# YOUR OBJECTIVE:
Go through the entries and say how many lines contain the string "筹码区间". The number is the whole answer.

# Items listed in a dataset:
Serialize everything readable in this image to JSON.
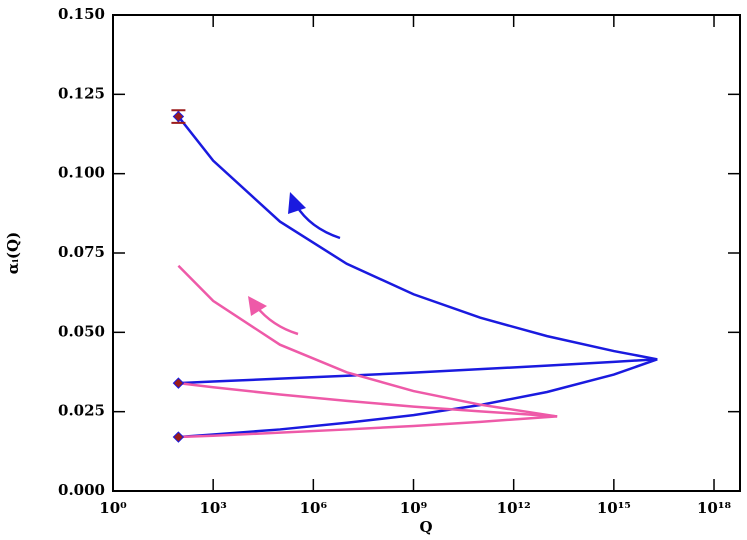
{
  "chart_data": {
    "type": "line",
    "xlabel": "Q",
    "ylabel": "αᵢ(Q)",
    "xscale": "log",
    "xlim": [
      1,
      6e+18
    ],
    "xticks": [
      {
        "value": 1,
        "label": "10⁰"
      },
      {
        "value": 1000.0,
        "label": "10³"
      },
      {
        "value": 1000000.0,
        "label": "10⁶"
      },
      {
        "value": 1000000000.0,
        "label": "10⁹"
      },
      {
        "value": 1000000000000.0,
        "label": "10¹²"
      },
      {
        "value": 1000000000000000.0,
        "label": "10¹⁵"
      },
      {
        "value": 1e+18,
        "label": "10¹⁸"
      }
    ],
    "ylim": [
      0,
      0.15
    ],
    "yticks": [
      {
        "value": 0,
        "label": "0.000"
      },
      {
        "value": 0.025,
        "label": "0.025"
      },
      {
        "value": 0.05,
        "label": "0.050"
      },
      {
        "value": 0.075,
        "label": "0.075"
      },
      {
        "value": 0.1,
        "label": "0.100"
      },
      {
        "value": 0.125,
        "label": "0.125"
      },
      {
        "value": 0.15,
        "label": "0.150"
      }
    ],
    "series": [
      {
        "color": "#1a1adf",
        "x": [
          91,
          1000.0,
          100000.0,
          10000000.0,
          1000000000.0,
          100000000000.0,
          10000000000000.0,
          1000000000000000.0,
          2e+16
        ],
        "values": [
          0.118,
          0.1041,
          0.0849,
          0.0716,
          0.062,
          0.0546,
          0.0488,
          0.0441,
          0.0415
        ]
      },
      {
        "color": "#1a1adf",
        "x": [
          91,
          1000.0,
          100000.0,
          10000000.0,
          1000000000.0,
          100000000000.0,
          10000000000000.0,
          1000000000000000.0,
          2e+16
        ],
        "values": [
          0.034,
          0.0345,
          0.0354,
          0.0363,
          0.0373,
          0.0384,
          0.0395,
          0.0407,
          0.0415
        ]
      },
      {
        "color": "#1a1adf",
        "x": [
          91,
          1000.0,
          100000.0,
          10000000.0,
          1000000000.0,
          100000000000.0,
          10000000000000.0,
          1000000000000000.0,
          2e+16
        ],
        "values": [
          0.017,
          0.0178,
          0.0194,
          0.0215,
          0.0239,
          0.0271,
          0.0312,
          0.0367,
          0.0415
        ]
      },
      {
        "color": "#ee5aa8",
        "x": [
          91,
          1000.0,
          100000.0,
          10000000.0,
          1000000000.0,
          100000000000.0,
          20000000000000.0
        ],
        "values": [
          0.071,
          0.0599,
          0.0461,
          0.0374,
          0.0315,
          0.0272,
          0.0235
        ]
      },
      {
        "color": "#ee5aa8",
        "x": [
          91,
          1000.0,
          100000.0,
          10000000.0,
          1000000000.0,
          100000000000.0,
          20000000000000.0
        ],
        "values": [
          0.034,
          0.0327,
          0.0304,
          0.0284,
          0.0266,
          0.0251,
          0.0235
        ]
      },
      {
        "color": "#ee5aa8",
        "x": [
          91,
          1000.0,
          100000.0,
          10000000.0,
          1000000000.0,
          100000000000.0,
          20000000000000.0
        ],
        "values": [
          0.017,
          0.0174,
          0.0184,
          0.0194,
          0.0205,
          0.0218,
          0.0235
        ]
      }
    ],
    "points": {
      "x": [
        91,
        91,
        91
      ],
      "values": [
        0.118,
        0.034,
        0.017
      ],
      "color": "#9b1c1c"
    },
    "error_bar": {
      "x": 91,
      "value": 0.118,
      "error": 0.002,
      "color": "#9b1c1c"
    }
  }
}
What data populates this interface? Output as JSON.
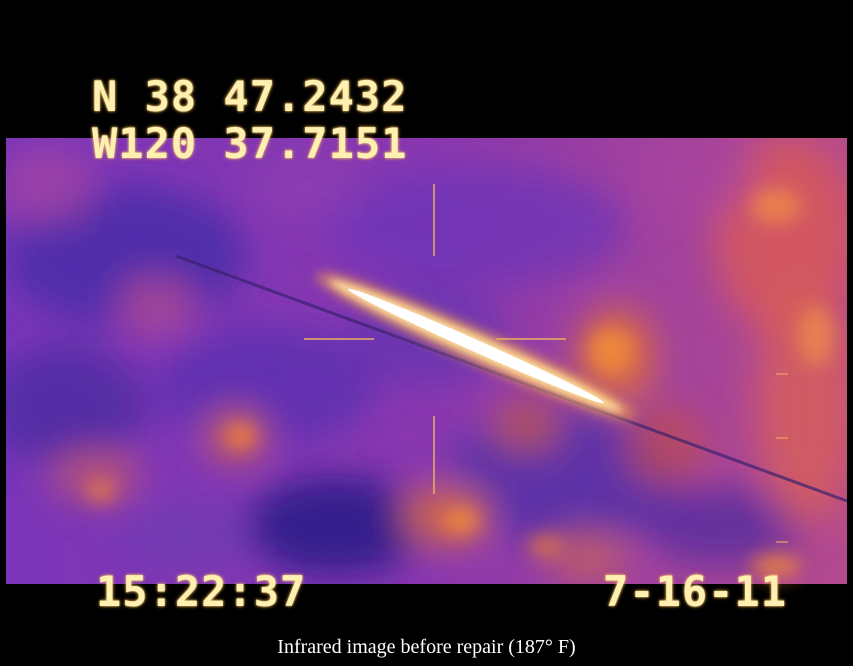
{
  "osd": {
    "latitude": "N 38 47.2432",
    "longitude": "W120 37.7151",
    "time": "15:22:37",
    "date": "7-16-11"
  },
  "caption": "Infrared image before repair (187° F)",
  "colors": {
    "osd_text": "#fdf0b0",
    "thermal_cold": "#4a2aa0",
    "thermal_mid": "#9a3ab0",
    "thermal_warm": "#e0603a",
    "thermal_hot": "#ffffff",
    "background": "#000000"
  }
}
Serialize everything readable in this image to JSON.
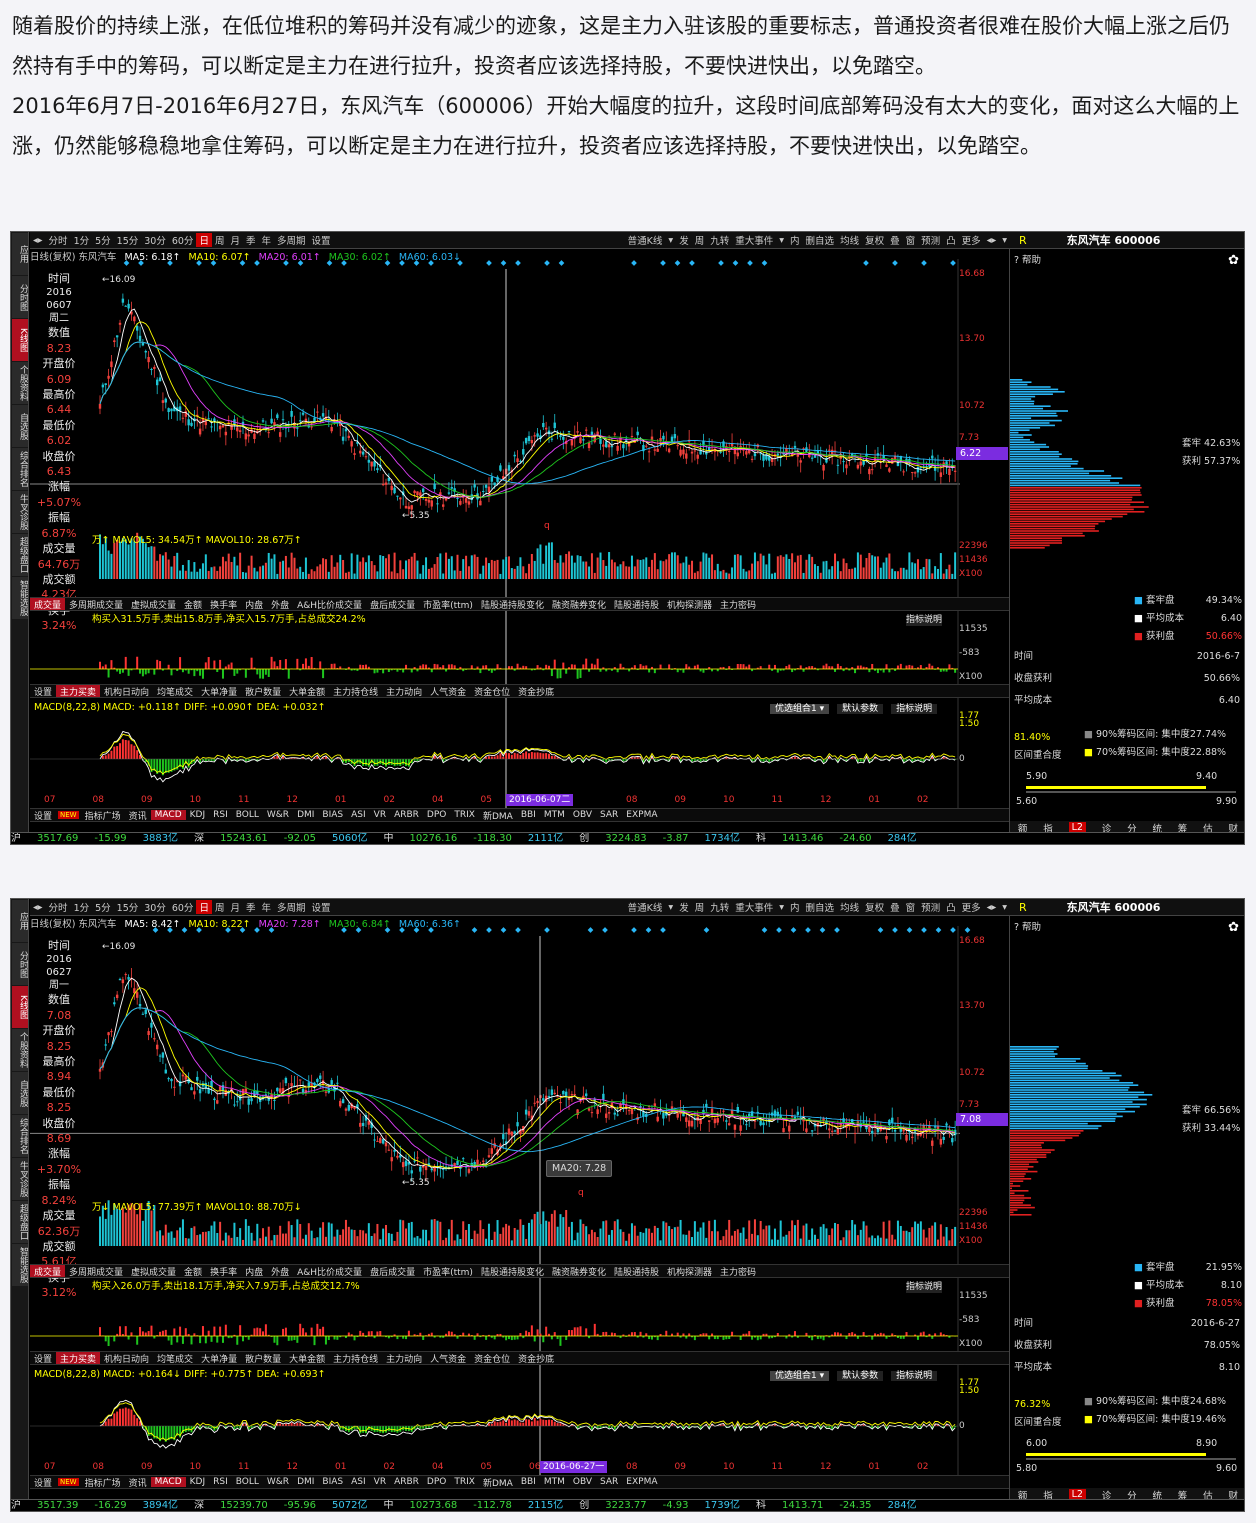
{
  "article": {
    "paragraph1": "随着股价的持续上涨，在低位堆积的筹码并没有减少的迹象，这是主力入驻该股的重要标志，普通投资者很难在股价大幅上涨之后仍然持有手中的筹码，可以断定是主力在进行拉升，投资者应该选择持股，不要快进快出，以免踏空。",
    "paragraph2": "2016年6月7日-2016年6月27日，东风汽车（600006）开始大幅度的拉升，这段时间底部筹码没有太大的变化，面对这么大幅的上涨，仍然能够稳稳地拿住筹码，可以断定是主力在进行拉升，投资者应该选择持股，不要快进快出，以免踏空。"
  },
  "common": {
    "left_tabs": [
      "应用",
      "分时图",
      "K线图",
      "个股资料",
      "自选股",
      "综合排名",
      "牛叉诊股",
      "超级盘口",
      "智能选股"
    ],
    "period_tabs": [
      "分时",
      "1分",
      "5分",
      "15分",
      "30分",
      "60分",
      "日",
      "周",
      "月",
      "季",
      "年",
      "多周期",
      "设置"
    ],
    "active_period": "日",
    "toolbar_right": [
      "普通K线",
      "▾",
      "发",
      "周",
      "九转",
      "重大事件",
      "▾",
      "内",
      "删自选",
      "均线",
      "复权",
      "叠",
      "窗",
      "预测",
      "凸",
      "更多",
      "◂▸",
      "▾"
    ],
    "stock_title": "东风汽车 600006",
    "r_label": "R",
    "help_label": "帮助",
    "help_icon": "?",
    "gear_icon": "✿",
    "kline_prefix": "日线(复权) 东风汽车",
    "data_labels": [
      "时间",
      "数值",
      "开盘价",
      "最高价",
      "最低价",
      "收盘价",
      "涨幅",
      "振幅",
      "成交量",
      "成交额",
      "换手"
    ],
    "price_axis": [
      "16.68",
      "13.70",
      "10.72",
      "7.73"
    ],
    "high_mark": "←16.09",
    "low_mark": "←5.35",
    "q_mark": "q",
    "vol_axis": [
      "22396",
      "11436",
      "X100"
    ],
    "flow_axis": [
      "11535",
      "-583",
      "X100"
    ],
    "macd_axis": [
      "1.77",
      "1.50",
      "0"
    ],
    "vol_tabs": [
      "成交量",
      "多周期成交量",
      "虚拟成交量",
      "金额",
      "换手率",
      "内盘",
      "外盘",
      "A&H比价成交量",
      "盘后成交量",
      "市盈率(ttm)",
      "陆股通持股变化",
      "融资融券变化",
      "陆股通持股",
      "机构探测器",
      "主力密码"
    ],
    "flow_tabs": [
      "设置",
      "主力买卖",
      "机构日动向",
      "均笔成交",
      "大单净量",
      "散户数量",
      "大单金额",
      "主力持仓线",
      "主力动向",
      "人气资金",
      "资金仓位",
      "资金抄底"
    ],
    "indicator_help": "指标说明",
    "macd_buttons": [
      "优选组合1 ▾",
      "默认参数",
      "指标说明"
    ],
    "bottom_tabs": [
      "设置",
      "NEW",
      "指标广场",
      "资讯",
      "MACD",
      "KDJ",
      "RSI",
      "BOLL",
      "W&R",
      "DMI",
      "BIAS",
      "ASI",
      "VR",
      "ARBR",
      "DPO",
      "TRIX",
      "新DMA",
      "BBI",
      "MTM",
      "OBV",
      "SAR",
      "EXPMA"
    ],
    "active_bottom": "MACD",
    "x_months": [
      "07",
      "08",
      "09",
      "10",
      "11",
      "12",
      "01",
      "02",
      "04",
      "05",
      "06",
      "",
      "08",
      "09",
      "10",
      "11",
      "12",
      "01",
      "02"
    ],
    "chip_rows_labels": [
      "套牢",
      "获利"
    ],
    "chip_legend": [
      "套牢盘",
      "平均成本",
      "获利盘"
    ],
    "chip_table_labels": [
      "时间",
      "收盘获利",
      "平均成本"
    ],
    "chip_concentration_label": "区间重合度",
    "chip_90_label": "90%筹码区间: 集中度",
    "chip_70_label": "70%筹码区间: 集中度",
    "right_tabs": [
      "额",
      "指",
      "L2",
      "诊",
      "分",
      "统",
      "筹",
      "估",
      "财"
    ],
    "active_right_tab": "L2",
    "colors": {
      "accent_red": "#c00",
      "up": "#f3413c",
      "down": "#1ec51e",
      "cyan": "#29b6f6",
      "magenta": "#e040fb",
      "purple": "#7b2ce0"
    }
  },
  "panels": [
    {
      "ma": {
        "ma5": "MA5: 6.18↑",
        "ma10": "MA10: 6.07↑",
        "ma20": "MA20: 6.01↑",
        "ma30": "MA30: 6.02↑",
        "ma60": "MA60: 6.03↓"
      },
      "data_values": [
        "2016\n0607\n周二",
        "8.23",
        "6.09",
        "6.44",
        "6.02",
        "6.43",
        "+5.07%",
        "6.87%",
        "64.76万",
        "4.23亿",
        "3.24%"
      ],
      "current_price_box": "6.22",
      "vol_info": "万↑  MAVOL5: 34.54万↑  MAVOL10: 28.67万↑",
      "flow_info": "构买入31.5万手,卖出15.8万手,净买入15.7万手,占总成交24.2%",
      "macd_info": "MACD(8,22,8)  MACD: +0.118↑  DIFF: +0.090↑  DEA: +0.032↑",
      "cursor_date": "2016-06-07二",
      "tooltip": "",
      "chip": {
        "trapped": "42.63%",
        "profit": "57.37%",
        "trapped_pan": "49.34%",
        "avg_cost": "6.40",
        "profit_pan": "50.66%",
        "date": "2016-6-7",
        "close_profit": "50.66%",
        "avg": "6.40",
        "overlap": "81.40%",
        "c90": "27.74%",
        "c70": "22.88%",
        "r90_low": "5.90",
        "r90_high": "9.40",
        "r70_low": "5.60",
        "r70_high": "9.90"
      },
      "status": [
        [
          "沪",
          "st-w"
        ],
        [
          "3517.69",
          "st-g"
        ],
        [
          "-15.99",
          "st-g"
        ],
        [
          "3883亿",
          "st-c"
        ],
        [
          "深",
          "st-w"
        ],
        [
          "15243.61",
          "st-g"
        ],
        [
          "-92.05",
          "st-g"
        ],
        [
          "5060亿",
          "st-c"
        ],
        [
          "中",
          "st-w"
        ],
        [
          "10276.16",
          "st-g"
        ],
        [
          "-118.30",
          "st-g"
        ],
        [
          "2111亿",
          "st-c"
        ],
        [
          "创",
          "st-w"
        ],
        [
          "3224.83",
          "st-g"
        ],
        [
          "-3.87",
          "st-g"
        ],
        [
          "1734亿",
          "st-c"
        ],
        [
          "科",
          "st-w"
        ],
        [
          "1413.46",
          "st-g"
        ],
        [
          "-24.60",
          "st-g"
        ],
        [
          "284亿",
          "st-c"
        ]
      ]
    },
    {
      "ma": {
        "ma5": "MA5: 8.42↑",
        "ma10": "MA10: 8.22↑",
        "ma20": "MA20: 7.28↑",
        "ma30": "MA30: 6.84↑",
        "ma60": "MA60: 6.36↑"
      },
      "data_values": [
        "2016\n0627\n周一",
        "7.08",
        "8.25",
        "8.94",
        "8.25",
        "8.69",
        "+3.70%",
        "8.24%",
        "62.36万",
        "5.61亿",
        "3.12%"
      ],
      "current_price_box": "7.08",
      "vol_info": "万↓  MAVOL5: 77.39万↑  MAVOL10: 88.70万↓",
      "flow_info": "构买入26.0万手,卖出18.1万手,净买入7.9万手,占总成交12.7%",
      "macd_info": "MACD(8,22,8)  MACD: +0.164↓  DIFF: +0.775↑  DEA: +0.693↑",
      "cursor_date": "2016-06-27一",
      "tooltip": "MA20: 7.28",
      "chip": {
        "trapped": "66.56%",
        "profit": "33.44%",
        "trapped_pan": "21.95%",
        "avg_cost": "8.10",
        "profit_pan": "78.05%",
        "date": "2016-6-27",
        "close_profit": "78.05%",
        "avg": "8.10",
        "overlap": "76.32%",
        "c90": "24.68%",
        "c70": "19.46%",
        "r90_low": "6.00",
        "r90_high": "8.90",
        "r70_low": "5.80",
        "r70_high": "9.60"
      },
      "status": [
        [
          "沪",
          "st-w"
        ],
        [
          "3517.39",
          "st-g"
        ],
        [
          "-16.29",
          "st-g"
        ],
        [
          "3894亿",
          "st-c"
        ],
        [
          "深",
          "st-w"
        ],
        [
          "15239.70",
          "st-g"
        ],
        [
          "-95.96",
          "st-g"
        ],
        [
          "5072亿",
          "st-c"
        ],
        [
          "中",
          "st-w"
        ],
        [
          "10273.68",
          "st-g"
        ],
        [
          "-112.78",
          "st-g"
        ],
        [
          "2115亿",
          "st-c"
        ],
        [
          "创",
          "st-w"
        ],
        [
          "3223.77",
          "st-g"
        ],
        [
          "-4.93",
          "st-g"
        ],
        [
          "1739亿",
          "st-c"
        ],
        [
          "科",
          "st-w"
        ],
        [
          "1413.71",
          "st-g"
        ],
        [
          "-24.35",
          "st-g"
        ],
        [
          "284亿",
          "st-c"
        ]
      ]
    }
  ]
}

# EXERCISE RESPONSE:
2